Begin Given records
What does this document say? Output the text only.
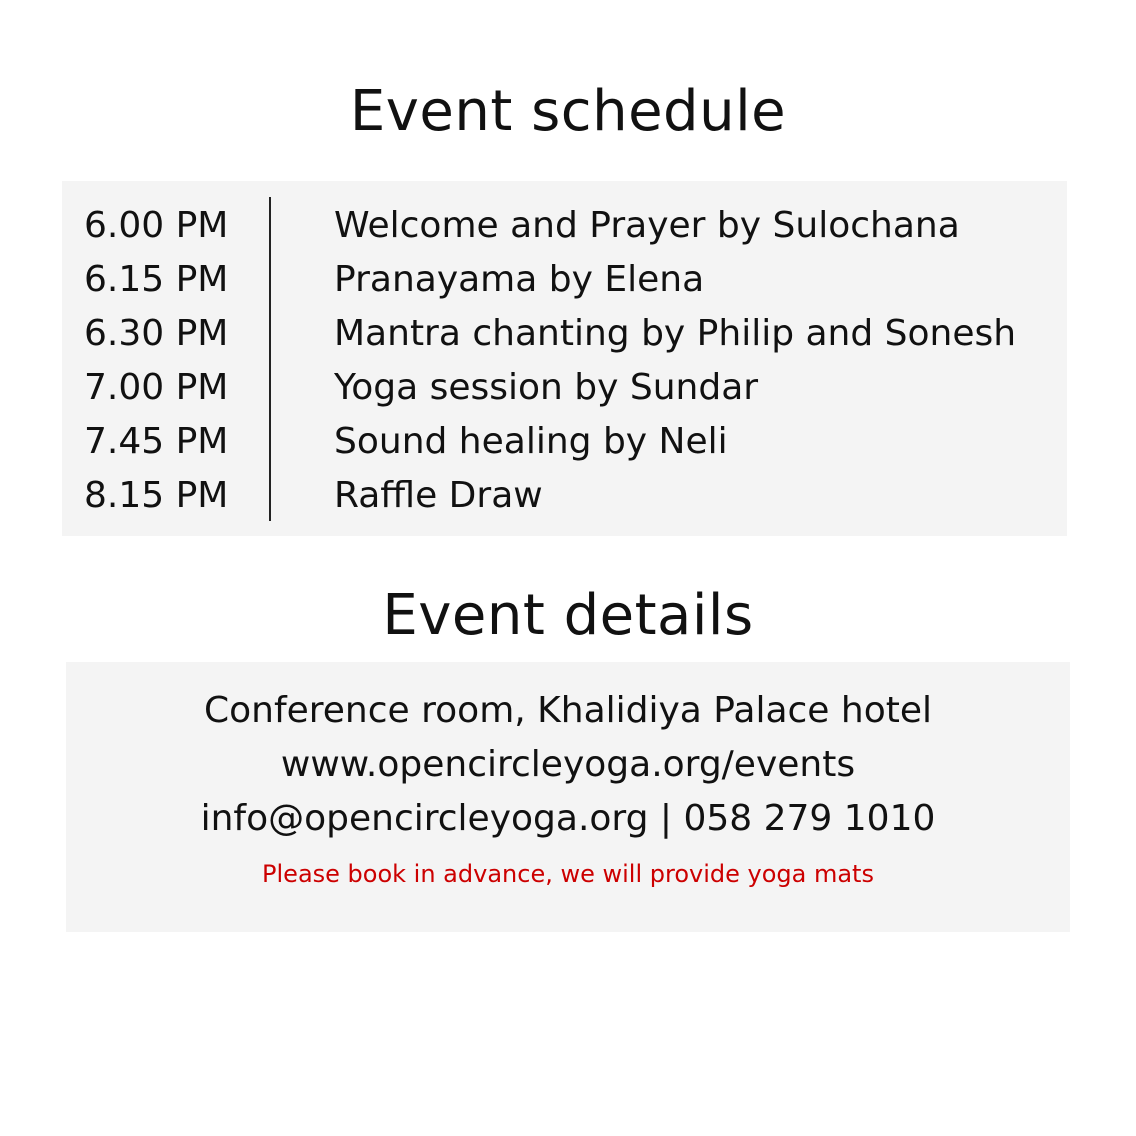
Event schedule
6.00 PM	Welcome and Prayer by Sulochana
6.15 PM	Pranayama by Elena
6.30 PM	Mantra chanting by Philip and Sonesh
7.00 PM	Yoga session by Sundar
7.45 PM	Sound healing by Neli
8.15 PM	Raffle Draw
Event details
Conference room, Khalidiya Palace hotel
www.opencircleyoga.org/events
info@opencircleyoga.org | 058 279 1010
Please book in advance, we will provide yoga mats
End Given records
> _What to work on_: Transcribe every entry word for word, but skip the pictures.

> _Exercise result_:
What does this document say? Output the text only.
Event schedule
6.00 PM	Welcome and Prayer by Sulochana
6.15 PM	Pranayama by Elena
6.30 PM	Mantra chanting by Philip and Sonesh
7.00 PM	Yoga session by Sundar
7.45 PM	Sound healing by Neli
8.15 PM	Raffle Draw
Event details
Conference room, Khalidiya Palace hotel
www.opencircleyoga.org/events
info@opencircleyoga.org | 058 279 1010
Please book in advance, we will provide yoga mats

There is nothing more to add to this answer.